#### [Your goal]
Please arrange the lines below as a numbered list, omitting blank lines and leaving the pictures out.

#### [Entries provided]

═══

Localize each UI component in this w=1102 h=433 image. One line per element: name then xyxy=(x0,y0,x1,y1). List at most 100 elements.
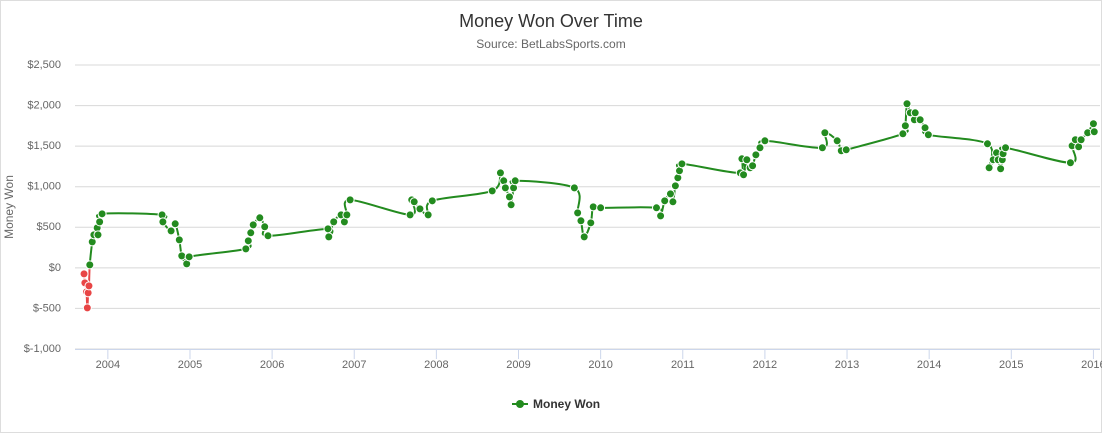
data-point xyxy=(660,196,670,206)
x-tick-label: 2013 xyxy=(835,359,859,371)
data-point xyxy=(832,136,842,146)
y-tick-label: $1,500 xyxy=(27,140,61,152)
data-point xyxy=(576,216,586,226)
data-point xyxy=(984,163,994,173)
data-point xyxy=(651,203,661,213)
y-tick-label: $0 xyxy=(49,262,61,274)
x-tick-label: 2012 xyxy=(753,359,777,371)
data-point xyxy=(982,139,992,149)
data-point xyxy=(739,170,749,180)
data-point xyxy=(323,224,333,234)
data-point xyxy=(166,226,176,236)
data-point xyxy=(506,200,516,210)
data-point xyxy=(668,197,678,207)
data-point xyxy=(79,269,89,279)
data-point xyxy=(579,232,589,242)
data-point xyxy=(177,251,187,261)
x-tick-label: 2009 xyxy=(506,359,530,371)
data-point xyxy=(1001,143,1011,153)
data-point xyxy=(427,196,437,206)
x-tick-label: 2014 xyxy=(917,359,941,371)
data-point xyxy=(841,145,851,155)
data-point xyxy=(93,230,103,240)
data-point xyxy=(596,203,606,213)
data-point xyxy=(84,281,94,291)
y-tick-label: $2,500 xyxy=(27,59,61,71)
data-point xyxy=(423,210,433,220)
data-point xyxy=(1076,135,1086,145)
y-tick-label: $2,000 xyxy=(27,99,61,111)
data-point xyxy=(677,159,687,169)
data-point xyxy=(1065,158,1075,168)
data-point xyxy=(902,99,912,109)
x-tick-label: 2015 xyxy=(999,359,1023,371)
x-tick-label: 2008 xyxy=(424,359,448,371)
data-point xyxy=(1088,119,1098,129)
data-point xyxy=(586,218,596,228)
y-tick-label: $1,000 xyxy=(27,181,61,193)
data-point xyxy=(915,115,925,125)
data-point xyxy=(751,150,761,160)
data-point xyxy=(158,217,168,227)
data-point xyxy=(760,136,770,146)
chart-subtitle: Source: BetLabsSports.com xyxy=(476,37,625,51)
data-point xyxy=(487,186,497,196)
data-point xyxy=(97,209,107,219)
legend-label[interactable]: Money Won xyxy=(533,397,600,411)
data-point xyxy=(82,303,92,313)
data-point xyxy=(95,217,105,227)
data-point xyxy=(324,232,334,242)
data-point xyxy=(241,244,251,254)
data-point xyxy=(742,155,752,165)
data-point xyxy=(820,128,830,138)
x-tick-label: 2004 xyxy=(96,359,120,371)
data-point xyxy=(184,252,194,262)
data-point xyxy=(248,220,258,230)
data-point xyxy=(588,202,598,212)
data-point xyxy=(345,195,355,205)
x-tick-label: 2007 xyxy=(342,359,366,371)
data-point xyxy=(409,197,419,207)
y-tick-label: $-500 xyxy=(33,302,61,314)
data-point xyxy=(500,183,510,193)
data-point xyxy=(569,183,579,193)
data-point xyxy=(923,130,933,140)
y-tick-label: $500 xyxy=(37,221,61,233)
data-point xyxy=(755,143,765,153)
data-point xyxy=(510,176,520,186)
x-tick-label: 2005 xyxy=(178,359,202,371)
data-point xyxy=(1089,127,1099,137)
data-point xyxy=(573,208,583,218)
data-point xyxy=(996,164,1006,174)
data-point xyxy=(342,210,352,220)
data-point xyxy=(748,161,758,171)
data-point xyxy=(174,235,184,245)
x-tick-label: 2006 xyxy=(260,359,284,371)
y-axis-title: Money Won xyxy=(2,175,16,239)
data-point xyxy=(246,228,256,238)
data-point xyxy=(255,213,265,223)
data-point xyxy=(665,189,675,199)
data-point xyxy=(900,121,910,131)
data-point xyxy=(670,181,680,191)
data-point xyxy=(405,210,415,220)
x-tick-label: 2016 xyxy=(1081,359,1102,371)
data-point xyxy=(260,222,270,232)
data-point xyxy=(329,217,339,227)
legend-symbol-dot xyxy=(516,400,524,408)
x-tick-label: 2010 xyxy=(588,359,612,371)
data-point xyxy=(656,211,666,221)
data-point xyxy=(170,219,180,229)
data-point xyxy=(263,231,273,241)
data-point xyxy=(817,143,827,153)
data-point xyxy=(85,260,95,270)
data-point xyxy=(495,168,505,178)
data-point xyxy=(910,108,920,118)
data-point xyxy=(898,129,908,139)
data-point xyxy=(243,236,253,246)
data-point xyxy=(504,192,514,202)
y-tick-label: $-1,000 xyxy=(24,343,61,355)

═══

#### [Solution]
1. Localize each UI component in this w=1102 h=433 image. One line per element: name then xyxy=(x0,y0,x1,y1). List at most 100 elements.
2. data-point xyxy=(660,196,670,206)
3. x-tick-label: 2013 xyxy=(835,359,859,371)
4. data-point xyxy=(832,136,842,146)
5. y-tick-label: $1,500 xyxy=(27,140,61,152)
6. data-point xyxy=(576,216,586,226)
7. data-point xyxy=(984,163,994,173)
8. data-point xyxy=(651,203,661,213)
9. y-tick-label: $0 xyxy=(49,262,61,274)
10. x-tick-label: 2012 xyxy=(753,359,777,371)
11. data-point xyxy=(982,139,992,149)
12. data-point xyxy=(739,170,749,180)
13. data-point xyxy=(323,224,333,234)
14. data-point xyxy=(166,226,176,236)
15. data-point xyxy=(506,200,516,210)
16. data-point xyxy=(668,197,678,207)
17. data-point xyxy=(79,269,89,279)
18. data-point xyxy=(579,232,589,242)
19. data-point xyxy=(177,251,187,261)
20. x-tick-label: 2009 xyxy=(506,359,530,371)
21. data-point xyxy=(1001,143,1011,153)
22. data-point xyxy=(427,196,437,206)
23. x-tick-label: 2014 xyxy=(917,359,941,371)
24. data-point xyxy=(841,145,851,155)
25. data-point xyxy=(93,230,103,240)
26. data-point xyxy=(596,203,606,213)
27. data-point xyxy=(84,281,94,291)
28. y-tick-label: $2,500 xyxy=(27,59,61,71)
29. data-point xyxy=(423,210,433,220)
30. data-point xyxy=(1076,135,1086,145)
31. y-tick-label: $2,000 xyxy=(27,99,61,111)
32. data-point xyxy=(677,159,687,169)
33. data-point xyxy=(1065,158,1075,168)
34. data-point xyxy=(902,99,912,109)
35. x-tick-label: 2015 xyxy=(999,359,1023,371)
36. x-tick-label: 2008 xyxy=(424,359,448,371)
37. data-point xyxy=(1088,119,1098,129)
38. data-point xyxy=(586,218,596,228)
39. y-tick-label: $1,000 xyxy=(27,181,61,193)
40. data-point xyxy=(915,115,925,125)
41. data-point xyxy=(751,150,761,160)
42. data-point xyxy=(158,217,168,227)
43. data-point xyxy=(760,136,770,146)
44. chart-subtitle: Source: BetLabsSports.com xyxy=(476,37,625,51)
45. data-point xyxy=(487,186,497,196)
46. data-point xyxy=(97,209,107,219)
47. legend-label[interactable]: Money Won xyxy=(533,397,600,411)
48. data-point xyxy=(82,303,92,313)
49. data-point xyxy=(95,217,105,227)
50. data-point xyxy=(324,232,334,242)
51. data-point xyxy=(241,244,251,254)
52. data-point xyxy=(742,155,752,165)
53. data-point xyxy=(820,128,830,138)
54. x-tick-label: 2004 xyxy=(96,359,120,371)
55. data-point xyxy=(184,252,194,262)
56. data-point xyxy=(248,220,258,230)
57. data-point xyxy=(588,202,598,212)
58. data-point xyxy=(345,195,355,205)
59. x-tick-label: 2007 xyxy=(342,359,366,371)
60. data-point xyxy=(409,197,419,207)
61. y-tick-label: $-500 xyxy=(33,302,61,314)
62. data-point xyxy=(500,183,510,193)
63. data-point xyxy=(569,183,579,193)
64. data-point xyxy=(923,130,933,140)
65. y-tick-label: $500 xyxy=(37,221,61,233)
66. data-point xyxy=(755,143,765,153)
67. data-point xyxy=(510,176,520,186)
68. x-tick-label: 2005 xyxy=(178,359,202,371)
69. data-point xyxy=(1089,127,1099,137)
70. data-point xyxy=(573,208,583,218)
71. data-point xyxy=(996,164,1006,174)
72. data-point xyxy=(342,210,352,220)
73. data-point xyxy=(748,161,758,171)
74. data-point xyxy=(174,235,184,245)
75. x-tick-label: 2006 xyxy=(260,359,284,371)
76. y-axis-title: Money Won xyxy=(2,175,16,239)
77. data-point xyxy=(246,228,256,238)
78. data-point xyxy=(255,213,265,223)
79. data-point xyxy=(665,189,675,199)
80. data-point xyxy=(900,121,910,131)
81. data-point xyxy=(670,181,680,191)
82. data-point xyxy=(405,210,415,220)
83. x-tick-label: 2016 xyxy=(1081,359,1102,371)
84. data-point xyxy=(260,222,270,232)
85. data-point xyxy=(329,217,339,227)
86. legend-symbol-dot xyxy=(516,400,524,408)
87. x-tick-label: 2010 xyxy=(588,359,612,371)
88. data-point xyxy=(656,211,666,221)
89. data-point xyxy=(170,219,180,229)
90. data-point xyxy=(263,231,273,241)
91. data-point xyxy=(817,143,827,153)
92. data-point xyxy=(85,260,95,270)
93. data-point xyxy=(495,168,505,178)
94. data-point xyxy=(910,108,920,118)
95. data-point xyxy=(898,129,908,139)
96. data-point xyxy=(243,236,253,246)
97. data-point xyxy=(504,192,514,202)
98. y-tick-label: $-1,000 xyxy=(24,343,61,355)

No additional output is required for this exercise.